Provided records
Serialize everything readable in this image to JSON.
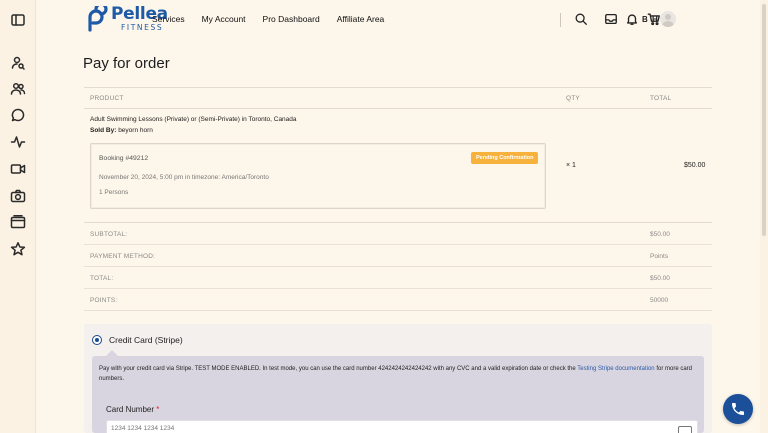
{
  "brand": {
    "name": "Pellea",
    "subtitle": "FITNESS",
    "color": "#1e5aa8"
  },
  "sidebar": {
    "icons": [
      "sidebar-toggle-icon",
      "user-search-icon",
      "users-icon",
      "chat-icon",
      "activity-icon",
      "video-icon",
      "camera-icon",
      "folder-icon",
      "star-icon"
    ]
  },
  "nav": {
    "items": [
      "Services",
      "My Account",
      "Pro Dashboard",
      "Affiliate Area"
    ]
  },
  "header": {
    "icons": [
      "search-icon",
      "inbox-icon",
      "bell-icon",
      "cart-icon"
    ],
    "user_initials": "B H"
  },
  "page": {
    "title": "Pay for order"
  },
  "table": {
    "headers": {
      "product": "PRODUCT",
      "qty": "QTY",
      "total": "TOTAL"
    },
    "item": {
      "name": "Adult Swimming Lessons (Private) or (Semi-Private) in Toronto, Canada",
      "sold_by_label": "Sold By:",
      "sold_by_value": "beyorn horn",
      "booking_title": "Booking #49212",
      "booking_status": "Pending Confirmation",
      "booking_date": "November 20, 2024, 5:00 pm in timezone: America/Toronto",
      "persons": "1 Persons",
      "qty": "× 1",
      "total": "$50.00"
    }
  },
  "summary": [
    {
      "label": "SUBTOTAL:",
      "value": "$50.00"
    },
    {
      "label": "PAYMENT METHOD:",
      "value": "Points"
    },
    {
      "label": "TOTAL:",
      "value": "$50.00"
    },
    {
      "label": "POINTS:",
      "value": "50000"
    }
  ],
  "payment": {
    "method_label": "Credit Card (Stripe)",
    "description": "Pay with your credit card via Stripe. TEST MODE ENABLED. In test mode, you can use the card number 4242424242424242 with any CVC and a valid expiration date or check the ",
    "link_text": "Testing Stripe documentation",
    "description_tail": " for more card numbers.",
    "card_label": "Card Number",
    "required_mark": "*",
    "card_placeholder": "1234 1234 1234 1234"
  },
  "colors": {
    "accent": "#1b4f9a",
    "badge": "#f6b23c",
    "background": "#fdf6ea"
  }
}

What you are asked to do
Return the listing above word for word, with the pictures removed.

Response
Serialize everything readable in this image to JSON.
{
  "brand": {
    "name": "Pellea",
    "subtitle": "FITNESS",
    "color": "#1e5aa8"
  },
  "sidebar": {
    "icons": [
      "sidebar-toggle-icon",
      "user-search-icon",
      "users-icon",
      "chat-icon",
      "activity-icon",
      "video-icon",
      "camera-icon",
      "folder-icon",
      "star-icon"
    ]
  },
  "nav": {
    "items": [
      "Services",
      "My Account",
      "Pro Dashboard",
      "Affiliate Area"
    ]
  },
  "header": {
    "icons": [
      "search-icon",
      "inbox-icon",
      "bell-icon",
      "cart-icon"
    ],
    "user_initials": "B H"
  },
  "page": {
    "title": "Pay for order"
  },
  "table": {
    "headers": {
      "product": "PRODUCT",
      "qty": "QTY",
      "total": "TOTAL"
    },
    "item": {
      "name": "Adult Swimming Lessons (Private) or (Semi-Private) in Toronto, Canada",
      "sold_by_label": "Sold By:",
      "sold_by_value": "beyorn horn",
      "booking_title": "Booking #49212",
      "booking_status": "Pending Confirmation",
      "booking_date": "November 20, 2024, 5:00 pm in timezone: America/Toronto",
      "persons": "1 Persons",
      "qty": "× 1",
      "total": "$50.00"
    }
  },
  "summary": [
    {
      "label": "SUBTOTAL:",
      "value": "$50.00"
    },
    {
      "label": "PAYMENT METHOD:",
      "value": "Points"
    },
    {
      "label": "TOTAL:",
      "value": "$50.00"
    },
    {
      "label": "POINTS:",
      "value": "50000"
    }
  ],
  "payment": {
    "method_label": "Credit Card (Stripe)",
    "description": "Pay with your credit card via Stripe. TEST MODE ENABLED. In test mode, you can use the card number 4242424242424242 with any CVC and a valid expiration date or check the ",
    "link_text": "Testing Stripe documentation",
    "description_tail": " for more card numbers.",
    "card_label": "Card Number",
    "required_mark": "*",
    "card_placeholder": "1234 1234 1234 1234"
  },
  "colors": {
    "accent": "#1b4f9a",
    "badge": "#f6b23c",
    "background": "#fdf6ea"
  }
}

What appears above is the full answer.